> Alıntılanan Metin

Taksim Dayanışması adına Mücella Yapıcı’nın okuduğu basın açıklaması şu şekilde:
11 yıl önce bugün ülkemiz tarihinin en demokratik, en katılımcı, en barışçı, en feminist, en adaletli, en ekolojist, en genç, en renkli ve en mücadeleci halk hareketi, dünyadaki ve ülkemizdeki adaletsizliklere karşı GEZİ parkında buluştu. Buluşmakla kalmadı, ülkemizin siyasal, toplumsal ve kültürel tarihinde silinemeyecek kadar derin ve gökkuşağı gibi renkli bir iz bıraktı. Meydanları dolduran milyonların direnişi tüm renkleriyle dirençliliği, kararlılığı, çok sesli bir ezgiyi, yeryüzü sofrasında sıcak bir paylaşımı, kardeşleşmeyi, umudu simgeledi.
Tüm bu gerçekliğin karşısında GEZİ direnişini darbeyle, terörle ilişkilendirmek akılla, mantıkla, hukukla ve vicdanla izah edilemez. Bilinmelidir ki, GEZİ davası ve benzeri tüm siyasi davalarda “adalet” mekanizmasını iktidarın siyasi emellerinin aracı haline getirmiş olmak ülkemize yapılan en büyük kötülüklerden biridir.
Çünkü GEZİ’deki toplumsal refleksi sindirmeye çalışmak;
Kadın cinayetlerinden, doğa katliamlarına, 1 Mayıs Taksim meydan yasağından, eğitim ve sağlıktaki piyasalaştırma ve yozlaştırma uygulamalarına kadar süren onlarca sorun karşısında tepkisizliği amaçlar.

> Ham Veri
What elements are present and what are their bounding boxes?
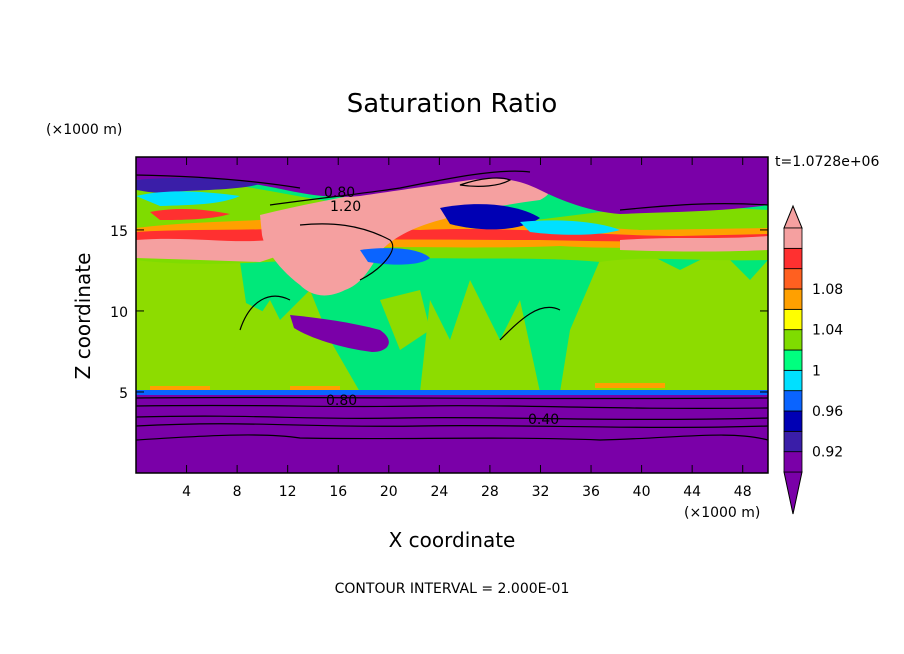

> Yönergeler
[A] Basın açıklamasına göre, "adalet" mekanizmasını iktidarın siyasi emellerinin aracı haline getirmek neden ülkeye yapılan en büyük kötülüklerden biridir? Bir ile üç cümle arasında açıklayın.
[B] Basın açıklamasında "Taksim Dayanışması adına" ifadesiyle "kardeşleşmeyi, umudu simgeledi." ifadesi arasındaki bölümü, bu iki ifade de dahil olmak üzere, hiçbir değişiklik yapmadan yeniden yazın.

> Çözümlü Yanıtlar
[A] Açıklamaya göre Gezi'deki toplumsal refleksi sindirmeye çalışmak, onlarca sorun karşısında tepkisizliği amaçlar. Bu sorunlar kadın cinayetlerinden doğa katliamlarına, 1 Mayıs Taksim meydan yasağından eğitim ve sağlıktaki piyasalaştırma ve yozlaştırma uygulamalarına kadar uzanır.

[B]
Taksim Dayanışması adına Mücella Yapıcı’nın okuduğu basın açıklaması şu şekilde:
11 yıl önce bugün ülkemiz tarihinin en demokratik, en katılımcı, en barışçı, en feminist, en adaletli, en ekolojist, en genç, en renkli ve en mücadeleci halk hareketi, dünyadaki ve ülkemizdeki adaletsizliklere karşı GEZİ parkında buluştu. Buluşmakla kalmadı, ülkemizin siyasal, toplumsal ve kültürel tarihinde silinemeyecek kadar derin ve gökkuşağı gibi renkli bir iz bıraktı. Meydanları dolduran milyonların direnişi tüm renkleriyle dirençliliği, kararlılığı, çok sesli bir ezgiyi, yeryüzü sofrasında sıcak bir paylaşımı, kardeşleşmeyi, umudu simgeledi.